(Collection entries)
........
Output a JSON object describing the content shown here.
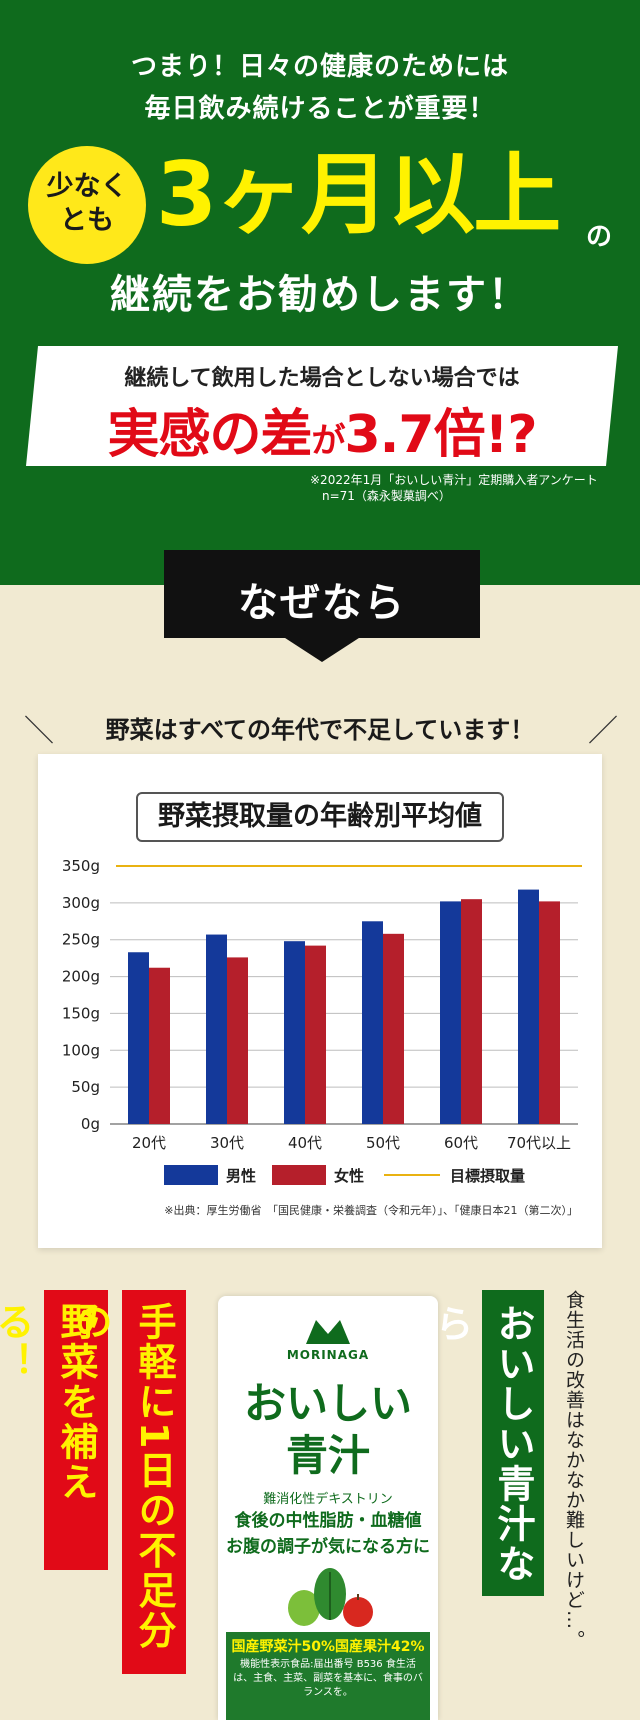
{
  "hero": {
    "lead_line1": "つまり！日々の健康のためには",
    "lead_line2": "毎日飲み続けることが重要！",
    "badge_line1": "少なく",
    "badge_line2": "とも",
    "big_text": "3ヶ月以上",
    "no_char": "の",
    "recommend": "継続をお勧めします！",
    "banner_sub": "継続して飲用した場合としない場合では",
    "banner_main_a": "実感の差",
    "banner_main_ga": "が",
    "banner_main_b": "3.7倍!?",
    "note_line1": "※2022年1月「おいしい青汁」定期購入者アンケート",
    "note_line2": "n=71（森永製菓調べ）"
  },
  "naze": {
    "label": "なぜなら"
  },
  "veg_heading": "野菜はすべての年代で不足しています！",
  "slashes": {
    "left": "＼",
    "right": "／"
  },
  "chart_data": {
    "type": "bar",
    "title": "野菜摂取量の年齢別平均値",
    "categories": [
      "20代",
      "30代",
      "40代",
      "50代",
      "60代",
      "70代以上"
    ],
    "series": [
      {
        "name": "男性",
        "color": "#14399a",
        "values": [
          233,
          257,
          248,
          275,
          302,
          318
        ]
      },
      {
        "name": "女性",
        "color": "#b51f2b",
        "values": [
          212,
          226,
          242,
          258,
          305,
          302
        ]
      }
    ],
    "target": {
      "name": "目標摂取量",
      "value": 350,
      "color": "#e9b211"
    },
    "y_ticks": [
      "0g",
      "50g",
      "100g",
      "150g",
      "200g",
      "250g",
      "300g",
      "350g"
    ],
    "ylim": [
      0,
      350
    ],
    "xlabel": "",
    "ylabel": "",
    "grid": true,
    "legend": "bottom",
    "source": "※出典：厚生労働省　「国民健康・栄養調査（令和元年）」、「健康日本21（第二次）」"
  },
  "bottom": {
    "red1": "野菜を補える！",
    "red2": "手軽に1日の不足分の",
    "green": "おいしい青汁なら",
    "side_note": "食生活の改善はなかなか難しいけど…。"
  },
  "pack": {
    "brand": "MORINAGA",
    "name1": "おいしい",
    "name2": "青汁",
    "line1": "難消化性デキストリン",
    "line2": "食後の中性脂肪・血糖値",
    "line3": "お腹の調子が気になる方に",
    "band1": "国産野菜汁50%国産果汁42%",
    "band2": "機能性表示食品:届出番号 B536 食生活は、主食、主菜、副菜を基本に、食事のバランスを。"
  }
}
........
#### Set task
Repeat the full listing above exactly, with no pictures in the copy.

#### Complete answer
Output a JSON object describing the content shown here.
{
  "hero": {
    "lead_line1": "つまり！日々の健康のためには",
    "lead_line2": "毎日飲み続けることが重要！",
    "badge_line1": "少なく",
    "badge_line2": "とも",
    "big_text": "3ヶ月以上",
    "no_char": "の",
    "recommend": "継続をお勧めします！",
    "banner_sub": "継続して飲用した場合としない場合では",
    "banner_main_a": "実感の差",
    "banner_main_ga": "が",
    "banner_main_b": "3.7倍!?",
    "note_line1": "※2022年1月「おいしい青汁」定期購入者アンケート",
    "note_line2": "n=71（森永製菓調べ）"
  },
  "naze": {
    "label": "なぜなら"
  },
  "veg_heading": "野菜はすべての年代で不足しています！",
  "slashes": {
    "left": "＼",
    "right": "／"
  },
  "chart_data": {
    "type": "bar",
    "title": "野菜摂取量の年齢別平均値",
    "categories": [
      "20代",
      "30代",
      "40代",
      "50代",
      "60代",
      "70代以上"
    ],
    "series": [
      {
        "name": "男性",
        "color": "#14399a",
        "values": [
          233,
          257,
          248,
          275,
          302,
          318
        ]
      },
      {
        "name": "女性",
        "color": "#b51f2b",
        "values": [
          212,
          226,
          242,
          258,
          305,
          302
        ]
      }
    ],
    "target": {
      "name": "目標摂取量",
      "value": 350,
      "color": "#e9b211"
    },
    "y_ticks": [
      "0g",
      "50g",
      "100g",
      "150g",
      "200g",
      "250g",
      "300g",
      "350g"
    ],
    "ylim": [
      0,
      350
    ],
    "xlabel": "",
    "ylabel": "",
    "grid": true,
    "legend": "bottom",
    "source": "※出典：厚生労働省　「国民健康・栄養調査（令和元年）」、「健康日本21（第二次）」"
  },
  "bottom": {
    "red1": "野菜を補える！",
    "red2": "手軽に1日の不足分の",
    "green": "おいしい青汁なら",
    "side_note": "食生活の改善はなかなか難しいけど…。"
  },
  "pack": {
    "brand": "MORINAGA",
    "name1": "おいしい",
    "name2": "青汁",
    "line1": "難消化性デキストリン",
    "line2": "食後の中性脂肪・血糖値",
    "line3": "お腹の調子が気になる方に",
    "band1": "国産野菜汁50%国産果汁42%",
    "band2": "機能性表示食品:届出番号 B536 食生活は、主食、主菜、副菜を基本に、食事のバランスを。"
  }
}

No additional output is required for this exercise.